* Short exercise:
Copy all of the material below exactly.

* Task input:
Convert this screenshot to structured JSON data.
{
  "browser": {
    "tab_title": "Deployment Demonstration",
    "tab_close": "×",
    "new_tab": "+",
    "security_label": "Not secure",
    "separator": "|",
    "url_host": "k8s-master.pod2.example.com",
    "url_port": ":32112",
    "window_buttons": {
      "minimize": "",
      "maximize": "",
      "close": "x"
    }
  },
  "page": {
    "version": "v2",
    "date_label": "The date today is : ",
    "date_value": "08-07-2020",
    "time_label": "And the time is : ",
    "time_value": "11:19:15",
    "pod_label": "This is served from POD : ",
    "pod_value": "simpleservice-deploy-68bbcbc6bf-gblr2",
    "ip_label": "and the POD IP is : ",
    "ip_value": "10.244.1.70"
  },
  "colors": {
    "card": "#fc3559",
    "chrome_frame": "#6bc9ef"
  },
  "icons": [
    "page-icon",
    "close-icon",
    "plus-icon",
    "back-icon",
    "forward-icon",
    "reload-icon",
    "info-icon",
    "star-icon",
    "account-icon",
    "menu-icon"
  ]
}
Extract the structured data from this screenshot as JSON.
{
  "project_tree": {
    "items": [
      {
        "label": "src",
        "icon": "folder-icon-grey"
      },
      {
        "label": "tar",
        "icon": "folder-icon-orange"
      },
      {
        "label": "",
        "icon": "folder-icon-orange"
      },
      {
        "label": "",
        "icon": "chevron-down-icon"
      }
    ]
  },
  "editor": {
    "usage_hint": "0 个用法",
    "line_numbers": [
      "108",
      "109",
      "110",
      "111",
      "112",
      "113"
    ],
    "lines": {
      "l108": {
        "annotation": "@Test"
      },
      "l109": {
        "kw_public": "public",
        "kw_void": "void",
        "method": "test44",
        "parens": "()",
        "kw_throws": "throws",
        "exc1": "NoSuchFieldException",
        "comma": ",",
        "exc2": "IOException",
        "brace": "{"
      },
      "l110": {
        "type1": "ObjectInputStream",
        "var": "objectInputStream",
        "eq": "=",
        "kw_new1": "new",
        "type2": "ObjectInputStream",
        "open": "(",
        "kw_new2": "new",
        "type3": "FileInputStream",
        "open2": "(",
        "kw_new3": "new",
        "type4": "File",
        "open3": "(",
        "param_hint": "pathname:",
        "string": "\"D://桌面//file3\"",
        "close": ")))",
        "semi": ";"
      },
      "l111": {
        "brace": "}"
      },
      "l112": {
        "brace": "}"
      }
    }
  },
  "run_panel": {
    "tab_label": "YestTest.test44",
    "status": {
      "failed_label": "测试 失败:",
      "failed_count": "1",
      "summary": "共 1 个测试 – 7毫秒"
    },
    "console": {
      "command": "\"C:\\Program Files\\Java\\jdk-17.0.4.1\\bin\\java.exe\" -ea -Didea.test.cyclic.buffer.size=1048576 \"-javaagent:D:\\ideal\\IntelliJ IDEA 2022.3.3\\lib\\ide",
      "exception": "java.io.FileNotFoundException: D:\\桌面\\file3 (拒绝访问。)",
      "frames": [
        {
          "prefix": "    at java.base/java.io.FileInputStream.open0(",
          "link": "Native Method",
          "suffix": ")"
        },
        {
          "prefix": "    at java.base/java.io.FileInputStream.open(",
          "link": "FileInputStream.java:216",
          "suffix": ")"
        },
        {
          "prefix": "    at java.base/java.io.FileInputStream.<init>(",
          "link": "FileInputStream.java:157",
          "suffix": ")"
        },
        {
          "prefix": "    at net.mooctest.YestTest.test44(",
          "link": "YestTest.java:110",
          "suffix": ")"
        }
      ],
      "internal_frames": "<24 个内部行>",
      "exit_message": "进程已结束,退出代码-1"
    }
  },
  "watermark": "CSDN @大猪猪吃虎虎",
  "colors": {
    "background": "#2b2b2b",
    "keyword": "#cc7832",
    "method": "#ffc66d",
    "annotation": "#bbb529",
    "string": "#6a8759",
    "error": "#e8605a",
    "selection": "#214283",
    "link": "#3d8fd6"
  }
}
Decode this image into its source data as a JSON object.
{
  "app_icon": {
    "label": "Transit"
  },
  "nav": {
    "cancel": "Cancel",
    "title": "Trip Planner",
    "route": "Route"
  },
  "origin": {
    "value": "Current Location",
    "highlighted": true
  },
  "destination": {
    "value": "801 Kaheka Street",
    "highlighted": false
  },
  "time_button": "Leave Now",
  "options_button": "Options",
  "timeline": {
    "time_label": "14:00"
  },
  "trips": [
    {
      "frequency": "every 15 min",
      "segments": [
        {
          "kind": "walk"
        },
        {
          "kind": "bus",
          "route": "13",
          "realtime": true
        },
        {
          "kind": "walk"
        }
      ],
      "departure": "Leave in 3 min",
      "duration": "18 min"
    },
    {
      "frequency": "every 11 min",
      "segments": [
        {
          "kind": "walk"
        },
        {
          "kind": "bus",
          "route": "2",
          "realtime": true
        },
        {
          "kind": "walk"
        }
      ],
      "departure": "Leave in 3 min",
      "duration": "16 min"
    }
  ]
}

* Right answer:
Convert this screenshot to structured JSON data.
{
  "browser": {
    "tab_title": "Deployment Demonstration",
    "tab_close": "×",
    "new_tab": "+",
    "security_label": "Not secure",
    "separator": "|",
    "url_host": "k8s-master.pod2.example.com",
    "url_port": ":32112",
    "window_buttons": {
      "minimize": "",
      "maximize": "",
      "close": "x"
    }
  },
  "page": {
    "version": "v2",
    "date_label": "The date today is : ",
    "date_value": "08-07-2020",
    "time_label": "And the time is : ",
    "time_value": "11:19:15",
    "pod_label": "This is served from POD : ",
    "pod_value": "simpleservice-deploy-68bbcbc6bf-gblr2",
    "ip_label": "and the POD IP is : ",
    "ip_value": "10.244.1.70"
  },
  "colors": {
    "card": "#fc3559",
    "chrome_frame": "#6bc9ef"
  },
  "icons": [
    "page-icon",
    "close-icon",
    "plus-icon",
    "back-icon",
    "forward-icon",
    "reload-icon",
    "info-icon",
    "star-icon",
    "account-icon",
    "menu-icon"
  ]
}
Extract the structured data from this screenshot as JSON.
{
  "project_tree": {
    "items": [
      {
        "label": "src",
        "icon": "folder-icon-grey"
      },
      {
        "label": "tar",
        "icon": "folder-icon-orange"
      },
      {
        "label": "",
        "icon": "folder-icon-orange"
      },
      {
        "label": "",
        "icon": "chevron-down-icon"
      }
    ]
  },
  "editor": {
    "usage_hint": "0 个用法",
    "line_numbers": [
      "108",
      "109",
      "110",
      "111",
      "112",
      "113"
    ],
    "lines": {
      "l108": {
        "annotation": "@Test"
      },
      "l109": {
        "kw_public": "public",
        "kw_void": "void",
        "method": "test44",
        "parens": "()",
        "kw_throws": "throws",
        "exc1": "NoSuchFieldException",
        "comma": ",",
        "exc2": "IOException",
        "brace": "{"
      },
      "l110": {
        "type1": "ObjectInputStream",
        "var": "objectInputStream",
        "eq": "=",
        "kw_new1": "new",
        "type2": "ObjectInputStream",
        "open": "(",
        "kw_new2": "new",
        "type3": "FileInputStream",
        "open2": "(",
        "kw_new3": "new",
        "type4": "File",
        "open3": "(",
        "param_hint": "pathname:",
        "string": "\"D://桌面//file3\"",
        "close": ")))",
        "semi": ";"
      },
      "l111": {
        "brace": "}"
      },
      "l112": {
        "brace": "}"
      }
    }
  },
  "run_panel": {
    "tab_label": "YestTest.test44",
    "status": {
      "failed_label": "测试 失败:",
      "failed_count": "1",
      "summary": "共 1 个测试 – 7毫秒"
    },
    "console": {
      "command": "\"C:\\Program Files\\Java\\jdk-17.0.4.1\\bin\\java.exe\" -ea -Didea.test.cyclic.buffer.size=1048576 \"-javaagent:D:\\ideal\\IntelliJ IDEA 2022.3.3\\lib\\ide",
      "exception": "java.io.FileNotFoundException: D:\\桌面\\file3 (拒绝访问。)",
      "frames": [
        {
          "prefix": "    at java.base/java.io.FileInputStream.open0(",
          "link": "Native Method",
          "suffix": ")"
        },
        {
          "prefix": "    at java.base/java.io.FileInputStream.open(",
          "link": "FileInputStream.java:216",
          "suffix": ")"
        },
        {
          "prefix": "    at java.base/java.io.FileInputStream.<init>(",
          "link": "FileInputStream.java:157",
          "suffix": ")"
        },
        {
          "prefix": "    at net.mooctest.YestTest.test44(",
          "link": "YestTest.java:110",
          "suffix": ")"
        }
      ],
      "internal_frames": "<24 个内部行>",
      "exit_message": "进程已结束,退出代码-1"
    }
  },
  "watermark": "CSDN @大猪猪吃虎虎",
  "colors": {
    "background": "#2b2b2b",
    "keyword": "#cc7832",
    "method": "#ffc66d",
    "annotation": "#bbb529",
    "string": "#6a8759",
    "error": "#e8605a",
    "selection": "#214283",
    "link": "#3d8fd6"
  }
}
Decode this image into its source data as a JSON object.
{
  "app_icon": {
    "label": "Transit"
  },
  "nav": {
    "cancel": "Cancel",
    "title": "Trip Planner",
    "route": "Route"
  },
  "origin": {
    "value": "Current Location",
    "highlighted": true
  },
  "destination": {
    "value": "801 Kaheka Street",
    "highlighted": false
  },
  "time_button": "Leave Now",
  "options_button": "Options",
  "timeline": {
    "time_label": "14:00"
  },
  "trips": [
    {
      "frequency": "every 15 min",
      "segments": [
        {
          "kind": "walk"
        },
        {
          "kind": "bus",
          "route": "13",
          "realtime": true
        },
        {
          "kind": "walk"
        }
      ],
      "departure": "Leave in 3 min",
      "duration": "18 min"
    },
    {
      "frequency": "every 11 min",
      "segments": [
        {
          "kind": "walk"
        },
        {
          "kind": "bus",
          "route": "2",
          "realtime": true
        },
        {
          "kind": "walk"
        }
      ],
      "departure": "Leave in 3 min",
      "duration": "16 min"
    }
  ]
}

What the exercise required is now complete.